- _Text block_
--- Begin ---

On Sat, Nov 21, 2009 at 9:48 PM, Jona Christopher Sahnwaldt
<jcsahnwaldt(a)gmail.com> wrote:
The one thing that is slow is builiding the indexes
after
the data has been imported (eight hours or so). Maybe
we could omit some indexes that are not used in our
application, but I haven't really looked into that.
MyISAM should be able to build keys quite quickly; it can do so by
sorting if all goes well. That's commonly ten times as fast as
rebuilding by keycache, or more. I don't know offhand how mwdumper
works, but you might want to try increasing the value of
myisam_max_sort_file_size to something larger than all your indexes,
if you have enough disk space. Or you could do something like import
into a table with no keys at all, create a table with the same
definition but with keys and no data, shut down MySQL, copy the new
table's .frm and .MYI over the old table's, run myisamchk
--sort-recover on the old table (with the data and copied .frm and
.MYI), and restart MySQL, but this is at your own risk, of course. :)
On Sat, Nov 21, 2009 at 10:36 PM, Anthony <wikimail(a)inbox.org> wrote:
Quite a lot? The theoretical max would be about twice
as fast, as
(page_is_redirect, page_namespace, page_title) is going to take up at
least half as much space as the whole page table.
Yes, that's true. Twice as fast is still a pretty good improvement, though. :)
I know it wouldn't be reached by PostgreSQL, which
would still do a
sequential scan through the table.
MySQL skips the table and just looks at the index, in both InnoDB and MyISAM.
mysql> EXPLAIN SELECT page_namespace, page_title FROM page WHERE
page_is_redirect=0;
+----+-------------+-------+------+---------------+------+---------+------+-------+-------------+
| id | select_type | table | type | possible_keys | key | key_len |
ref | rows | Extra |
+----+-------------+-------+------+---------------+------+---------+------+-------+-------------+
| 1 | SIMPLE | page | ALL | NULL | NULL | NULL |
NULL | 43603 | Using where |
+----+-------------+-------+------+---------------+------+---------+------+-------+-------------+
1 row in set (0.00 sec)
mysql> EXPLAIN SELECT page_namespace, page_title FROM page2 WHERE
page_is_redirect=0;
+----+-------------+-------+------+------------------+------------------+---------+-------+-------+-------------+
| id | select_type | table | type | possible_keys | key
| key_len | ref | rows | Extra |
+----+-------------+-------+------+------------------+------------------+---------+-------+-------+-------------+
| 1 | SIMPLE | page2 | ref | page_is_redirect |
page_is_redirect | 1 | const | 22048 | Using index |
+----+-------------+-------+------+------------------+------------------+---------+-------+-------+-------------+
1 row in set (0.00 sec)

--- End ---

Element boundary records

--- Begin ---

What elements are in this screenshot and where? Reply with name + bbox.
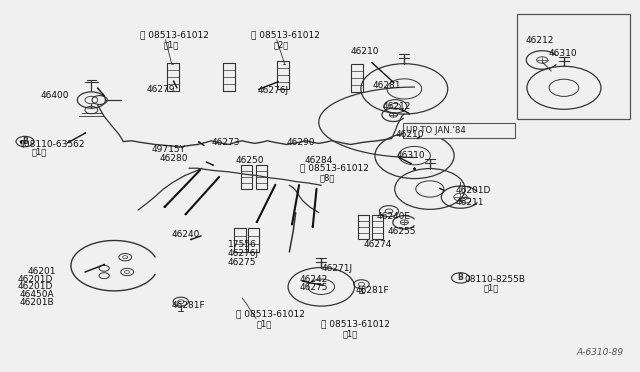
Text: 46290: 46290 [287,138,316,147]
Text: 46201: 46201 [28,267,56,276]
Text: （1）: （1） [31,147,47,156]
Bar [358,215,369,239]
Bar [516,14,630,119]
Text: 46276J: 46276J [257,86,289,95]
Text: 46201D: 46201D [17,282,52,291]
Text: 46210: 46210 [396,130,424,140]
Bar [223,63,236,90]
Text: 46281: 46281 [372,81,401,90]
Text: 46276J: 46276J [228,249,259,258]
Text: 46211: 46211 [456,198,484,207]
Text: 46310: 46310 [397,151,425,160]
Text: （2）: （2） [274,40,289,49]
Text: Ⓢ 08513-61012: Ⓢ 08513-61012 [251,30,320,39]
Text: 46400: 46400 [40,91,68,100]
Text: （1）: （1） [483,283,499,292]
Text: （8）: （8） [320,173,335,182]
Text: 46450A: 46450A [20,290,54,299]
Text: 46212: 46212 [383,102,411,111]
Text: 46250: 46250 [236,156,264,165]
Text: Ⓢ 08513-61012: Ⓢ 08513-61012 [321,320,390,328]
Bar [241,165,252,189]
Text: （1）: （1） [342,329,358,338]
Text: Ⓢ 08513-61012: Ⓢ 08513-61012 [140,30,209,39]
Text: B: B [22,137,28,146]
Bar [255,165,267,189]
Bar [167,63,179,90]
Text: 46212: 46212 [525,36,554,45]
Text: 46275: 46275 [228,258,257,267]
Bar [403,123,515,138]
Text: 46281F: 46281F [172,301,205,310]
Text: 46201D: 46201D [17,275,52,284]
Text: 46281F: 46281F [356,286,389,295]
Text: 46275: 46275 [300,283,328,292]
Bar [277,61,289,89]
Text: 46201B: 46201B [20,298,54,307]
Text: UP TO JAN.'84: UP TO JAN.'84 [406,126,465,135]
Text: 46210: 46210 [351,47,379,56]
Text: Ⓢ 08513-61012: Ⓢ 08513-61012 [236,310,305,318]
Bar [372,215,383,239]
Bar [248,228,259,252]
Text: 46280: 46280 [159,154,188,163]
Text: B: B [458,273,463,282]
Text: 46240: 46240 [172,230,200,240]
Text: 49715Y: 49715Y [152,145,186,154]
Text: 46255: 46255 [388,227,416,236]
Text: 46242: 46242 [300,275,328,284]
Text: 46310: 46310 [548,49,577,58]
Text: 46271J: 46271J [321,264,353,273]
Text: Ⓢ 08513-61012: Ⓢ 08513-61012 [300,164,369,173]
Bar [234,228,246,252]
Text: 46273: 46273 [211,138,240,147]
Text: 46274: 46274 [364,240,392,249]
Text: 17556: 17556 [228,240,257,249]
Text: 08110-8255B: 08110-8255B [465,275,525,284]
Text: （1）: （1） [164,40,179,49]
Text: （1）: （1） [256,320,271,328]
Bar [351,64,363,92]
Text: 46284: 46284 [305,156,333,165]
Text: ¶08110-63562: ¶08110-63562 [19,139,85,148]
Text: A-6310-89: A-6310-89 [576,348,623,357]
Text: 46279: 46279 [147,85,175,94]
Text: 46201D: 46201D [456,186,491,195]
Text: 46240E: 46240E [376,212,410,221]
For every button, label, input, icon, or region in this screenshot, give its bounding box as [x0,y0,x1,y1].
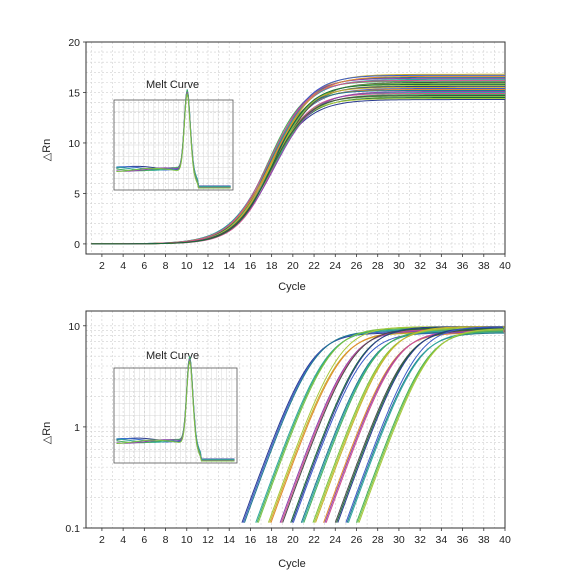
amplification-curve [91,74,505,245]
x-tick-label: 30 [393,260,405,272]
x-tick-label: 6 [141,534,147,546]
amplification-curve [300,331,503,523]
x-tick-labels: 2 4 6 8 10 12 14 16 18 20 22 24 26 28 30 32 34 36 38 40 [99,254,511,272]
inset-series [116,356,235,462]
y-tick-label: 0 [74,239,80,251]
amplification-curve [345,326,503,523]
x-tick-label: 18 [266,260,278,272]
plot-frame [85,310,506,529]
y-tick-label: 0.1 [65,523,80,535]
x-tick-label: 16 [245,260,257,272]
inset-frame [113,99,234,191]
x-tick-label: 20 [287,534,299,546]
x-tick-label: 4 [120,534,126,546]
chart-linear: 2 4 6 8 10 12 14 16 18 20 22 24 26 28 30 32 34 36 38 40 051… [41,37,511,293]
y-tick-label: 10 [68,138,80,150]
amplification-curve [357,329,505,523]
x-tick-label: 28 [372,534,384,546]
x-tick-label: 2 [99,534,105,546]
x-tick-label: 2 [99,260,105,272]
melt-curve-inset: Melt Curve [113,79,234,191]
amplification-curve [91,77,505,245]
inset-title: Melt Curve [146,79,199,91]
x-tick-label: 38 [478,534,490,546]
x-tick-label: 12 [202,260,214,272]
x-axis-label: Cycle [278,281,306,293]
x-tick-label: 34 [436,260,448,272]
x-tick-label: 40 [499,260,511,272]
y-tick-label: 1 [74,422,80,434]
x-tick-label: 22 [308,260,320,272]
melt-curve-line [116,360,235,462]
plot-frame [85,41,506,255]
amplification-curve [269,332,504,523]
x-tick-label: 36 [457,534,469,546]
inset-grid [114,100,233,190]
amplification-curve [257,327,505,523]
x-tick-label: 34 [436,534,448,546]
amplification-curve [91,75,505,245]
x-tick-label: 38 [478,260,490,272]
x-tick-label: 14 [223,534,235,546]
x-tick-label: 26 [351,534,363,546]
grid [86,42,505,254]
x-tick-label: 32 [414,534,426,546]
x-tick-labels: 2 4 6 8 10 12 14 16 18 20 22 24 26 28 30 32 34 36 38 40 [99,528,511,546]
y-axis-label: △Rn [41,139,53,162]
y-tick-label: 20 [68,37,80,49]
x-tick-label: 24 [329,534,341,546]
x-tick-label: 10 [181,260,193,272]
melt-curve-line [116,93,231,189]
x-tick-label: 8 [163,534,169,546]
amplification-curve [91,80,505,245]
x-tick-label: 18 [266,534,278,546]
amplification-curve [356,330,503,523]
x-tick-label: 28 [372,260,384,272]
amplification-curve [315,326,505,523]
y-axis-label: △Rn [41,422,53,445]
amplification-curve [256,328,504,523]
x-tick-label: 26 [351,260,363,272]
x-tick-label: 20 [287,260,299,272]
amplification-curve [358,328,504,523]
melt-curve-inset: Melt Curve [113,350,238,464]
inset-title: Melt Curve [146,350,199,362]
x-tick-label: 4 [120,260,126,272]
series-group [91,73,505,245]
x-tick-label: 6 [141,260,147,272]
x-tick-label: 24 [329,260,341,272]
x-tick-label: 30 [393,534,405,546]
x-tick-label: 40 [499,534,511,546]
x-tick-label: 14 [223,260,235,272]
x-tick-label: 12 [202,534,214,546]
x-tick-label: 22 [308,534,320,546]
x-tick-label: 10 [181,534,193,546]
y-tick-label: 5 [74,188,80,200]
amplification-curve [91,78,505,245]
x-axis-label: Cycle [278,558,306,570]
x-tick-label: 36 [457,260,469,272]
x-tick-label: 16 [245,534,257,546]
x-tick-label: 8 [163,260,169,272]
y-tick-labels: 0.1 1 10 [65,321,86,535]
amplification-curve [91,79,505,245]
x-tick-label: 32 [414,260,426,272]
chart-log: 2 4 6 8 10 12 14 16 18 20 22 24 26 28 30 32 34 36 38 40 0.1… [41,310,511,570]
amplification-curve [91,83,505,245]
inset-series [116,89,231,189]
inset-frame [113,367,238,464]
amplification-curve [337,327,504,523]
inset-grid [114,368,237,463]
y-tick-label: 10 [68,321,80,333]
y-tick-label: 15 [68,87,80,99]
y-tick-labels: 0 5 10 15 20 [68,37,86,251]
series-group [241,326,505,523]
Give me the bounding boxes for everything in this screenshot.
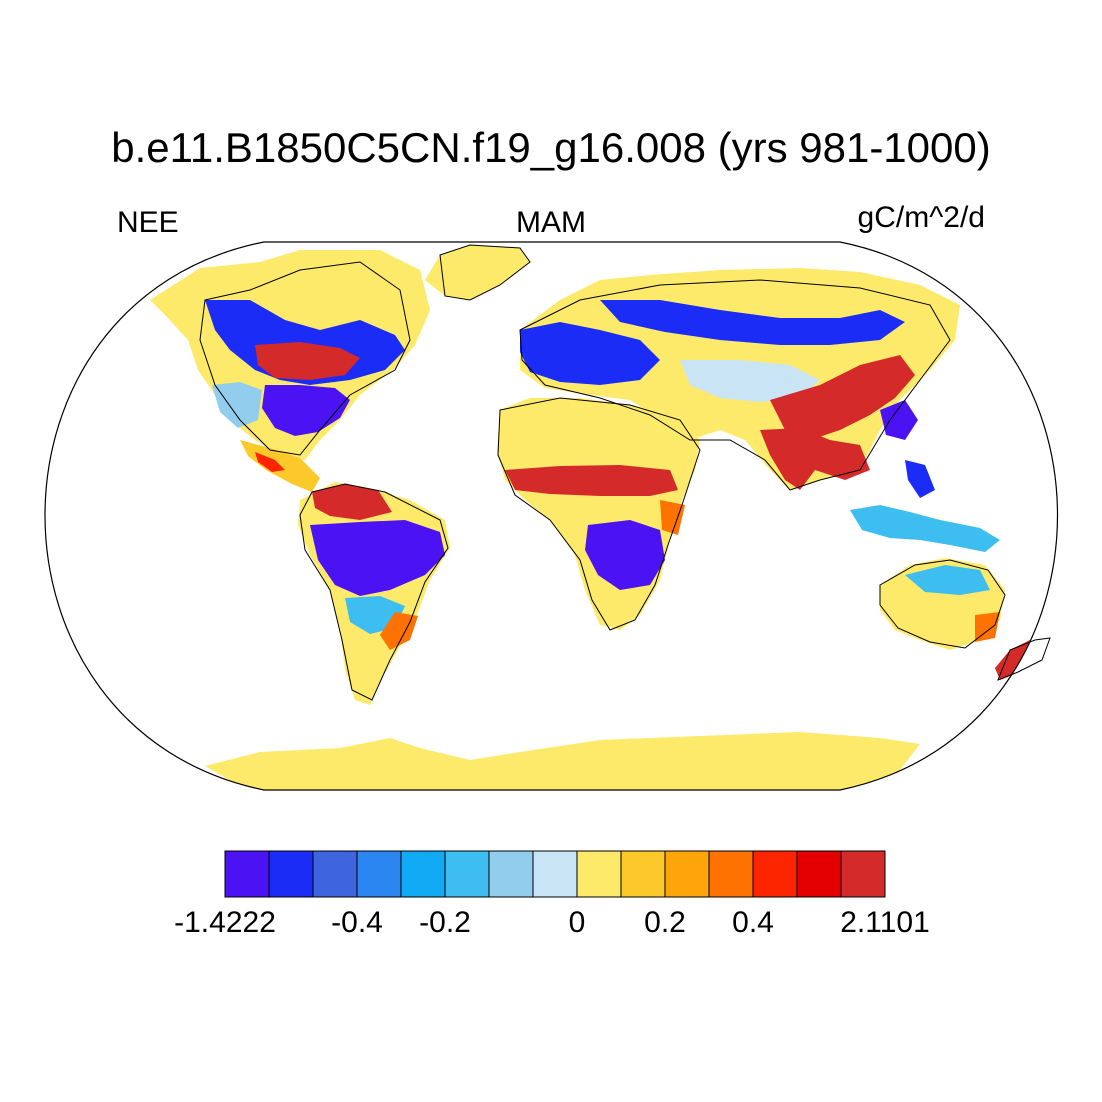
units-label: gC/m^2/d — [857, 201, 985, 234]
colorbar-tick-label: 0.2 — [644, 906, 686, 939]
colorbar-tick-label: 0.4 — [732, 906, 774, 939]
central-africa — [585, 520, 665, 590]
canada-blue — [205, 300, 405, 385]
east-us — [262, 385, 350, 436]
antarctica — [205, 732, 920, 790]
colorbar-tick-label: -1.4222 — [174, 906, 276, 939]
colorbar-box — [356, 850, 402, 898]
argentina-red — [380, 612, 418, 650]
amazon — [310, 520, 445, 596]
north-eurasia-blue — [600, 300, 905, 345]
indonesia — [850, 505, 1000, 552]
colorbar-tick-label: -0.4 — [331, 906, 383, 939]
australia-east-red — [975, 612, 1000, 642]
plot-title: b.e11.B1850C5CN.f19_g16.008 (yrs 981-100… — [111, 124, 991, 171]
colorbar-box — [840, 850, 886, 898]
colorbar-box — [400, 850, 446, 898]
colorbar-box — [532, 850, 578, 898]
central-asia-light — [680, 360, 820, 402]
east-asia-blue — [880, 400, 918, 440]
colorbar-box — [444, 850, 490, 898]
australia-north-blue — [905, 565, 990, 595]
colorbar-box — [488, 850, 534, 898]
colorbar-box — [576, 850, 622, 898]
greenland — [425, 245, 530, 300]
colorbar-box — [796, 850, 842, 898]
colorbar-box — [752, 850, 798, 898]
north-south-america-red — [312, 484, 392, 520]
colorbar-tick-label: -0.2 — [419, 906, 471, 939]
philippines — [905, 460, 935, 498]
central-america-red — [255, 452, 285, 472]
colorbar-tick-label: 0 — [568, 906, 586, 939]
colorbar-box — [664, 850, 710, 898]
sahel — [505, 465, 678, 496]
china-red — [770, 355, 915, 440]
colorbar-box — [620, 850, 666, 898]
canada-red — [255, 342, 360, 380]
colorbar-box — [708, 850, 754, 898]
colorbar-box — [224, 850, 270, 898]
east-africa-orange — [660, 500, 685, 535]
variable-label: NEE — [117, 206, 179, 239]
globe-outline — [44, 241, 1059, 791]
season-label: MAM — [516, 206, 586, 239]
colorbar-tick-label: 2.1101 — [840, 906, 930, 939]
west-us — [212, 382, 262, 428]
colorbar-box — [312, 850, 358, 898]
colorbar-box — [268, 850, 314, 898]
coastlines — [199, 244, 1051, 701]
europe-blue — [520, 322, 660, 385]
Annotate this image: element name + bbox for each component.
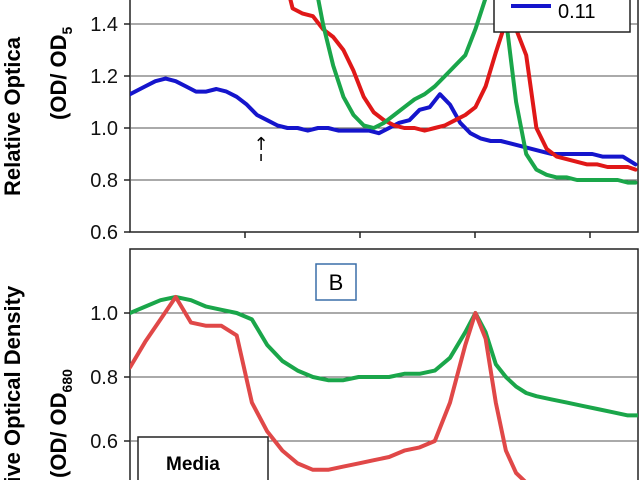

--- End ---

- _Jobs_
#1 Answer yes or no for each statement about the MySQL index thread, and quote the text's deciding words for each: (a) building the indexes after the import took about eight hours; (b) building keys by sorting is commonly ten times as fast as rebuilding by keycache, or more; (c) PostgreSQL would skip the table and look only at the index.
#2 Copy word for word the stretch of the MySQL index thread from "MyISAM should be" through "of course. :)".
These lines aren't needed for anything here.

- _Task solutions_
#1
(a) Yes: "the data has been imported (eight hours or so)"
(b) Yes: "That's commonly ten times as fast as rebuilding by keycache, or more."
(c) No: "would still do a sequential scan through the table."

#2
MyISAM should be able to build keys quite quickly; it can do so by
sorting if all goes well. That's commonly ten times as fast as
rebuilding by keycache, or more. I don't know offhand how mwdumper
works, but you might want to try increasing the value of
myisam_max_sort_file_size to something larger than all your indexes,
if you have enough disk space. Or you could do something like import
into a table with no keys at all, create a table with the same
definition but with keys and no data, shut down MySQL, copy the new
table's .frm and .MYI over the old table's, run myisamchk
--sort-recover on the old table (with the data and copied .frm and
.MYI), and restart MySQL, but this is at your own risk, of course. :)